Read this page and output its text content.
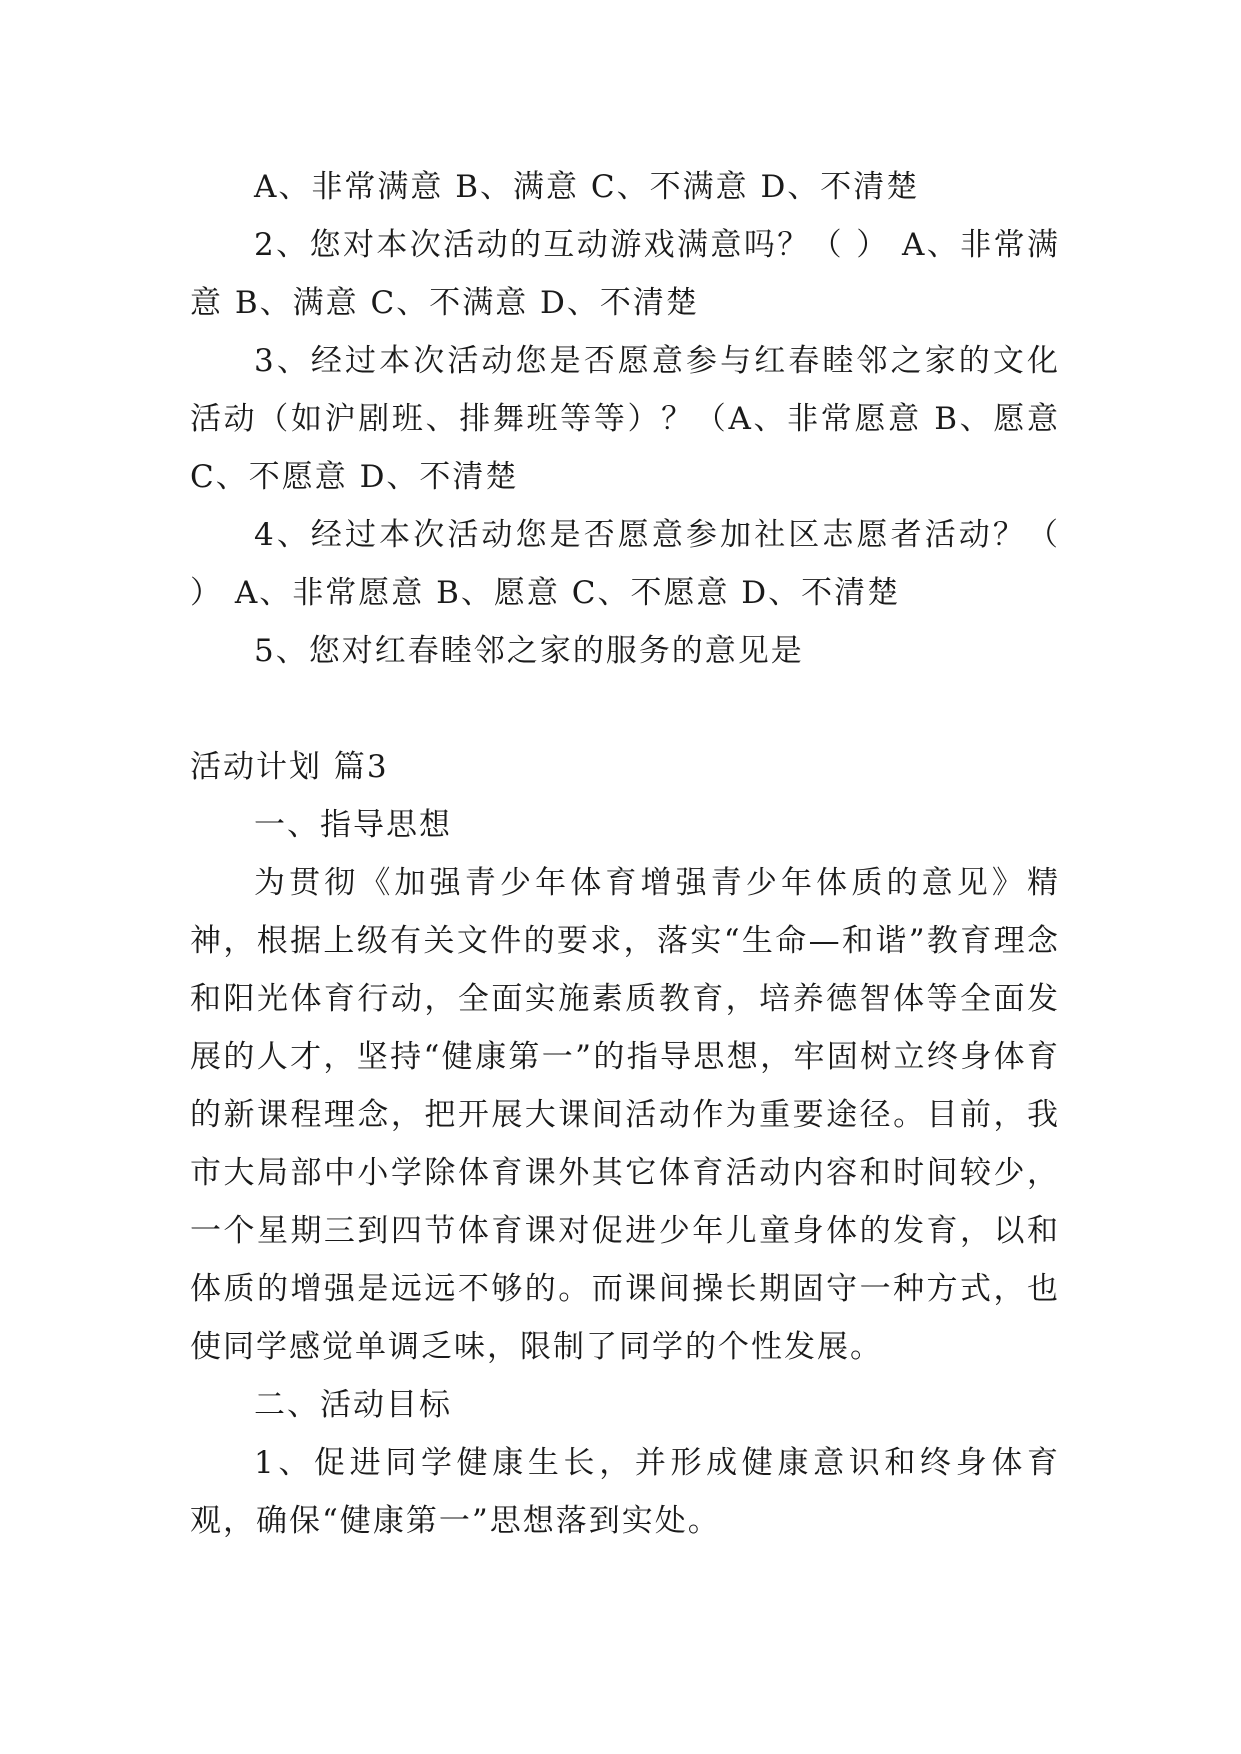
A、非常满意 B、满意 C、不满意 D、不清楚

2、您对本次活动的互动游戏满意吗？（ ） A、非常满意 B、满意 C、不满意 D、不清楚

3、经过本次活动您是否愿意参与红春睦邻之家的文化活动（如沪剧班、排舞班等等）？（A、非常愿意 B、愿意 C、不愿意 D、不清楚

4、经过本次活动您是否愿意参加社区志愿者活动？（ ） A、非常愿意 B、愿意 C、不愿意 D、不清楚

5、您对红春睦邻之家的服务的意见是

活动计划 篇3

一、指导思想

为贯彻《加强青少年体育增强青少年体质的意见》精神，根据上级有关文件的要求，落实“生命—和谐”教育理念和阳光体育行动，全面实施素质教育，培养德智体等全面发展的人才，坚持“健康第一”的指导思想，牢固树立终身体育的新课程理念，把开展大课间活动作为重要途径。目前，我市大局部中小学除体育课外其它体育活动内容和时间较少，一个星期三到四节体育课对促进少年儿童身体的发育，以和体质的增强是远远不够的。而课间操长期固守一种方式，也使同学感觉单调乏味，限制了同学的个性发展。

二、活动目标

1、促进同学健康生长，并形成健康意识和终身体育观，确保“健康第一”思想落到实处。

▸ **Task prompt**
In this exercise, set down all of the data exactly, without the pictures.

▸ **Response to this task**
Read this page and output its text content.
A、非常满意 B、满意 C、不满意 D、不清楚

2、您对本次活动的互动游戏满意吗？（ ） A、非常满意 B、满意 C、不满意 D、不清楚

3、经过本次活动您是否愿意参与红春睦邻之家的文化活动（如沪剧班、排舞班等等）？（A、非常愿意 B、愿意 C、不愿意 D、不清楚

4、经过本次活动您是否愿意参加社区志愿者活动？（ ） A、非常愿意 B、愿意 C、不愿意 D、不清楚

5、您对红春睦邻之家的服务的意见是

活动计划 篇3

一、指导思想

为贯彻《加强青少年体育增强青少年体质的意见》精神，根据上级有关文件的要求，落实“生命—和谐”教育理念和阳光体育行动，全面实施素质教育，培养德智体等全面发展的人才，坚持“健康第一”的指导思想，牢固树立终身体育的新课程理念，把开展大课间活动作为重要途径。目前，我市大局部中小学除体育课外其它体育活动内容和时间较少，一个星期三到四节体育课对促进少年儿童身体的发育，以和体质的增强是远远不够的。而课间操长期固守一种方式，也使同学感觉单调乏味，限制了同学的个性发展。

二、活动目标

1、促进同学健康生长，并形成健康意识和终身体育观，确保“健康第一”思想落到实处。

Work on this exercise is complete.